• Exercise objective: From the material below, list every line containing "text".

• Task inputs:
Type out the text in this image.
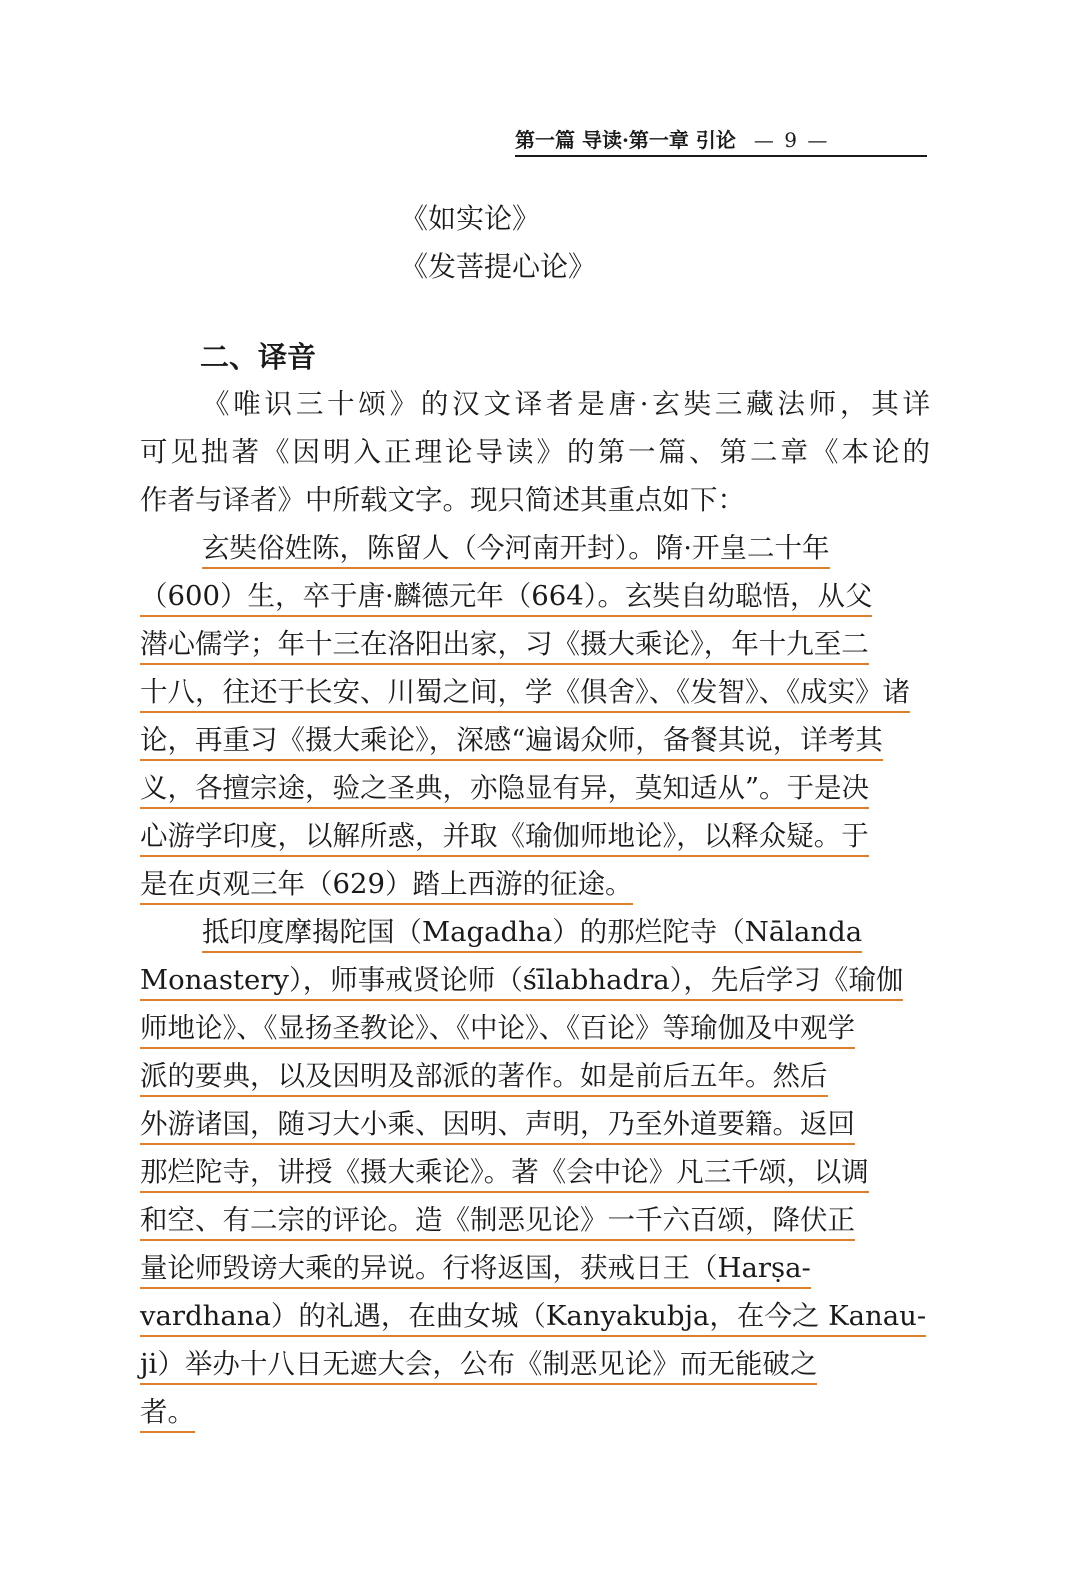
第一篇 导读·第一章 引论 — 9 —
《如实论》
《发菩提心论》
二、译音
《唯识三十颂》的汉文译者是唐·玄奘三藏法师，其详
可见拙著《因明入正理论导读》的第一篇、第二章《本论的
作者与译者》中所载文字。现只简述其重点如下：
玄奘俗姓陈，陈留人（今河南开封）。隋·开皇二十年
（600）生，卒于唐·麟德元年（664）。玄奘自幼聪悟，从父
潜心儒学；年十三在洛阳出家，习《摄大乘论》，年十九至二
十八，往还于长安、川蜀之间，学《俱舍》、《发智》、《成实》诸
论，再重习《摄大乘论》，深感“遍谒众师，备餐其说，详考其
义，各擅宗途，验之圣典，亦隐显有异，莫知适从”。于是决
心游学印度，以解所惑，并取《瑜伽师地论》，以释众疑。于
是在贞观三年（629）踏上西游的征途。
抵印度摩揭陀国（Magadha）的那烂陀寺（Nālanda
Monastery），师事戒贤论师（śīlabhadra），先后学习《瑜伽
师地论》、《显扬圣教论》、《中论》、《百论》等瑜伽及中观学
派的要典，以及因明及部派的著作。如是前后五年。然后
外游诸国，随习大小乘、因明、声明，乃至外道要籍。返回
那烂陀寺，讲授《摄大乘论》。著《会中论》凡三千颂，以调
和空、有二宗的评论。造《制恶见论》一千六百颂，降伏正
量论师毁谤大乘的异说。行将返国，获戒日王（Harṣa-
vardhana）的礼遇，在曲女城（Kanyakubja，在今之 Kanau-
ji）举办十八日无遮大会，公布《制恶见论》而无能破之
者。
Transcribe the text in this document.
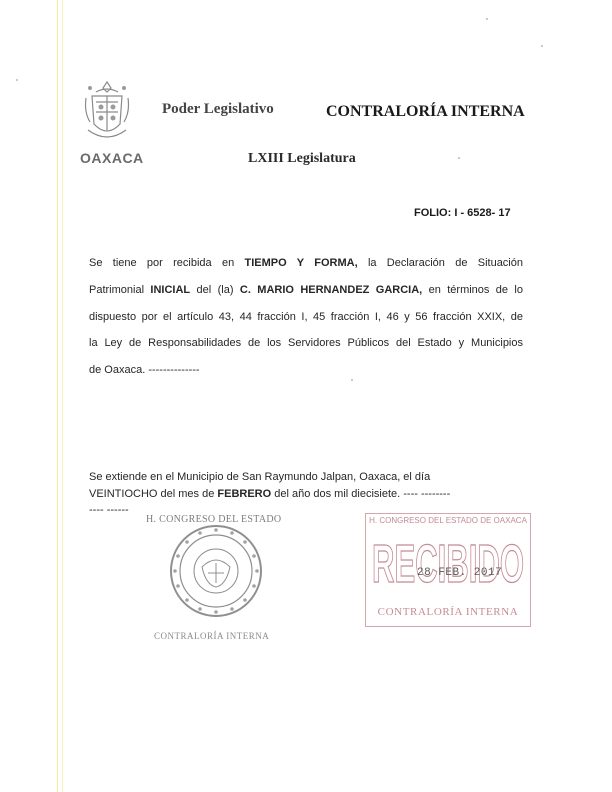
OAXACA
Poder Legislativo	CONTRALORÍA INTERNA
LXIII Legislatura
FOLIO: I - 6528- 17
Se tiene por recibida en TIEMPO Y FORMA, la Declaración de Situación
Patrimonial INICIAL del (la) C. MARIO HERNANDEZ GARCIA, en términos de lo
dispuesto por el artículo 43, 44 fracción I, 45 fracción I, 46 y 56 fracción XXIX, de
la Ley de Responsabilidades de los Servidores Públicos del Estado y Municipios
de Oaxaca. --------------
Se extiende en el Municipio de San Raymundo Jalpan, Oaxaca, el día
VEINTIOCHO del mes de FEBRERO del año dos mil diecisiete. ---- --------
---- ------
H. CONGRESO DEL ESTADO
CONTRALORÍA INTERNA
H. CONGRESO DEL ESTADO DE OAXACA
RECIBIDO
CONTRALORÍA INTERNA
28 FEB. 2017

• Solved problem:
Type out the text in this image.
Transcribe the text in this document.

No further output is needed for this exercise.